* [Instruction] Reproduce the material in full, exactly as written.

## BEGIN Information supplied

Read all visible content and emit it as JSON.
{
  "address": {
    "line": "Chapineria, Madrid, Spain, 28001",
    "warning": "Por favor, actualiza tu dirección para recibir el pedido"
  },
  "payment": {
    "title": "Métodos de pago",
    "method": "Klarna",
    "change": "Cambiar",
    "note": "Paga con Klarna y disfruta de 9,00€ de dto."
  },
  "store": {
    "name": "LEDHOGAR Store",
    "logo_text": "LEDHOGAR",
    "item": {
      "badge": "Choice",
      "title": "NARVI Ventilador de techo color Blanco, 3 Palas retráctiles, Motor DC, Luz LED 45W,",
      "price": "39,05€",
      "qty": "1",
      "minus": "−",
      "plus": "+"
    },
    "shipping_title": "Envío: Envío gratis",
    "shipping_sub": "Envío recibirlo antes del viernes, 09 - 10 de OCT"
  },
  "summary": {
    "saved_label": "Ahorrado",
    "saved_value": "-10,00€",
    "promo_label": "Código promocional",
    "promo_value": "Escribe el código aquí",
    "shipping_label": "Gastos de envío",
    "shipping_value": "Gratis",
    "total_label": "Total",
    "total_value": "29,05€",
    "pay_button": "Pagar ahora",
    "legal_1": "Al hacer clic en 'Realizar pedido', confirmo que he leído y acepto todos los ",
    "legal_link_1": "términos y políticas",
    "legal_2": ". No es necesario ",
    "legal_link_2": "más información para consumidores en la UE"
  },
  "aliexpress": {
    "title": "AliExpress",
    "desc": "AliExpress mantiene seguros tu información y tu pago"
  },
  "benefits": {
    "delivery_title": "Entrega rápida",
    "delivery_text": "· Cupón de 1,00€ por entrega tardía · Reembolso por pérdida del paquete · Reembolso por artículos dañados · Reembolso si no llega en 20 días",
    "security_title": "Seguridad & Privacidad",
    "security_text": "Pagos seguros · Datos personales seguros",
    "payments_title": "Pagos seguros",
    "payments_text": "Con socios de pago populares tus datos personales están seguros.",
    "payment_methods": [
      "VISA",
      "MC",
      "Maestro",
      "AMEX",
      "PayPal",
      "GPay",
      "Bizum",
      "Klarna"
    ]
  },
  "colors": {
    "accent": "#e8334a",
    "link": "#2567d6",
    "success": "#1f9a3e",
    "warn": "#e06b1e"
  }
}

## END Information supplied

* [Reply to the task]
Read all visible content and emit it as JSON.
{
  "address": {
    "line": "Chapineria, Madrid, Spain, 28001",
    "warning": "Por favor, actualiza tu dirección para recibir el pedido"
  },
  "payment": {
    "title": "Métodos de pago",
    "method": "Klarna",
    "change": "Cambiar",
    "note": "Paga con Klarna y disfruta de 9,00€ de dto."
  },
  "store": {
    "name": "LEDHOGAR Store",
    "logo_text": "LEDHOGAR",
    "item": {
      "badge": "Choice",
      "title": "NARVI Ventilador de techo color Blanco, 3 Palas retráctiles, Motor DC, Luz LED 45W,",
      "price": "39,05€",
      "qty": "1",
      "minus": "−",
      "plus": "+"
    },
    "shipping_title": "Envío: Envío gratis",
    "shipping_sub": "Envío recibirlo antes del viernes, 09 - 10 de OCT"
  },
  "summary": {
    "saved_label": "Ahorrado",
    "saved_value": "-10,00€",
    "promo_label": "Código promocional",
    "promo_value": "Escribe el código aquí",
    "shipping_label": "Gastos de envío",
    "shipping_value": "Gratis",
    "total_label": "Total",
    "total_value": "29,05€",
    "pay_button": "Pagar ahora",
    "legal_1": "Al hacer clic en 'Realizar pedido', confirmo que he leído y acepto todos los ",
    "legal_link_1": "términos y políticas",
    "legal_2": ". No es necesario ",
    "legal_link_2": "más información para consumidores en la UE"
  },
  "aliexpress": {
    "title": "AliExpress",
    "desc": "AliExpress mantiene seguros tu información y tu pago"
  },
  "benefits": {
    "delivery_title": "Entrega rápida",
    "delivery_text": "· Cupón de 1,00€ por entrega tardía · Reembolso por pérdida del paquete · Reembolso por artículos dañados · Reembolso si no llega en 20 días",
    "security_title": "Seguridad & Privacidad",
    "security_text": "Pagos seguros · Datos personales seguros",
    "payments_title": "Pagos seguros",
    "payments_text": "Con socios de pago populares tus datos personales están seguros.",
    "payment_methods": [
      "VISA",
      "MC",
      "Maestro",
      "AMEX",
      "PayPal",
      "GPay",
      "Bizum",
      "Klarna"
    ]
  },
  "colors": {
    "accent": "#e8334a",
    "link": "#2567d6",
    "success": "#1f9a3e",
    "warn": "#e06b1e"
  }
}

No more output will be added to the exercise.